§ **Task brief**
The exercise asks for every line of the data to be reproduced exactly.

§ **Dataset content**
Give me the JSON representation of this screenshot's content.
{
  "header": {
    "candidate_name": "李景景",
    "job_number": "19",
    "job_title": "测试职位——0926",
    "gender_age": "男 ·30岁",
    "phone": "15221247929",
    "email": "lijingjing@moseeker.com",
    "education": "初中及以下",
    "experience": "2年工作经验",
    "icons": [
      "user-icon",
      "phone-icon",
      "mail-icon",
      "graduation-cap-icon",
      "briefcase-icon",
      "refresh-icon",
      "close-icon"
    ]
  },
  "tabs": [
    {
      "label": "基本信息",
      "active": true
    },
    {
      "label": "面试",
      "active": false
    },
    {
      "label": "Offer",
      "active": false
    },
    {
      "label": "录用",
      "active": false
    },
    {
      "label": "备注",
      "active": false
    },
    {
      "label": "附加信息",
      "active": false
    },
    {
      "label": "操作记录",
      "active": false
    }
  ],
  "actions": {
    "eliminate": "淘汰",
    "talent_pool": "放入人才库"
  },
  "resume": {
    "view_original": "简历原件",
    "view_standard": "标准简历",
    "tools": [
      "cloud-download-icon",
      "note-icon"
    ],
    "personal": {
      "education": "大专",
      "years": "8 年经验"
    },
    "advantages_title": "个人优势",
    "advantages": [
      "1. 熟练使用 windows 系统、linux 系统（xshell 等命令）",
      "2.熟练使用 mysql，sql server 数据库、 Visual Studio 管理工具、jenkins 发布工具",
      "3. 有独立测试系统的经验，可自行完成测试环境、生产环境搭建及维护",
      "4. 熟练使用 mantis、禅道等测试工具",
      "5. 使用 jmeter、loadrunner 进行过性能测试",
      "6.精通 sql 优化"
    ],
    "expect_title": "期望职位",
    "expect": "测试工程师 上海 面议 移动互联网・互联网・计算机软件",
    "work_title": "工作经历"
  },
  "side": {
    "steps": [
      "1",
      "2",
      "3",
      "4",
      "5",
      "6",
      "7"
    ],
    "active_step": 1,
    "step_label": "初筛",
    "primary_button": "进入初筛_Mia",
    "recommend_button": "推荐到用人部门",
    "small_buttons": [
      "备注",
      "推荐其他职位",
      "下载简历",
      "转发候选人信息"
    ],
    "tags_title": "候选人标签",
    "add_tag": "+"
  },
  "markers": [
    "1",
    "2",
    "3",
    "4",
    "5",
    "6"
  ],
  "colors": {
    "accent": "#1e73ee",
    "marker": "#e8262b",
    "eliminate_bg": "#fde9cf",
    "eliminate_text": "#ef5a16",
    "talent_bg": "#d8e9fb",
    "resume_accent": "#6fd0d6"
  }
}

§ **The reply**
Give me the JSON representation of this screenshot's content.
{
  "header": {
    "candidate_name": "李景景",
    "job_number": "19",
    "job_title": "测试职位——0926",
    "gender_age": "男 ·30岁",
    "phone": "15221247929",
    "email": "lijingjing@moseeker.com",
    "education": "初中及以下",
    "experience": "2年工作经验",
    "icons": [
      "user-icon",
      "phone-icon",
      "mail-icon",
      "graduation-cap-icon",
      "briefcase-icon",
      "refresh-icon",
      "close-icon"
    ]
  },
  "tabs": [
    {
      "label": "基本信息",
      "active": true
    },
    {
      "label": "面试",
      "active": false
    },
    {
      "label": "Offer",
      "active": false
    },
    {
      "label": "录用",
      "active": false
    },
    {
      "label": "备注",
      "active": false
    },
    {
      "label": "附加信息",
      "active": false
    },
    {
      "label": "操作记录",
      "active": false
    }
  ],
  "actions": {
    "eliminate": "淘汰",
    "talent_pool": "放入人才库"
  },
  "resume": {
    "view_original": "简历原件",
    "view_standard": "标准简历",
    "tools": [
      "cloud-download-icon",
      "note-icon"
    ],
    "personal": {
      "education": "大专",
      "years": "8 年经验"
    },
    "advantages_title": "个人优势",
    "advantages": [
      "1. 熟练使用 windows 系统、linux 系统（xshell 等命令）",
      "2.熟练使用 mysql，sql server 数据库、 Visual Studio 管理工具、jenkins 发布工具",
      "3. 有独立测试系统的经验，可自行完成测试环境、生产环境搭建及维护",
      "4. 熟练使用 mantis、禅道等测试工具",
      "5. 使用 jmeter、loadrunner 进行过性能测试",
      "6.精通 sql 优化"
    ],
    "expect_title": "期望职位",
    "expect": "测试工程师 上海 面议 移动互联网・互联网・计算机软件",
    "work_title": "工作经历"
  },
  "side": {
    "steps": [
      "1",
      "2",
      "3",
      "4",
      "5",
      "6",
      "7"
    ],
    "active_step": 1,
    "step_label": "初筛",
    "primary_button": "进入初筛_Mia",
    "recommend_button": "推荐到用人部门",
    "small_buttons": [
      "备注",
      "推荐其他职位",
      "下载简历",
      "转发候选人信息"
    ],
    "tags_title": "候选人标签",
    "add_tag": "+"
  },
  "markers": [
    "1",
    "2",
    "3",
    "4",
    "5",
    "6"
  ],
  "colors": {
    "accent": "#1e73ee",
    "marker": "#e8262b",
    "eliminate_bg": "#fde9cf",
    "eliminate_text": "#ef5a16",
    "talent_bg": "#d8e9fb",
    "resume_accent": "#6fd0d6"
  }
}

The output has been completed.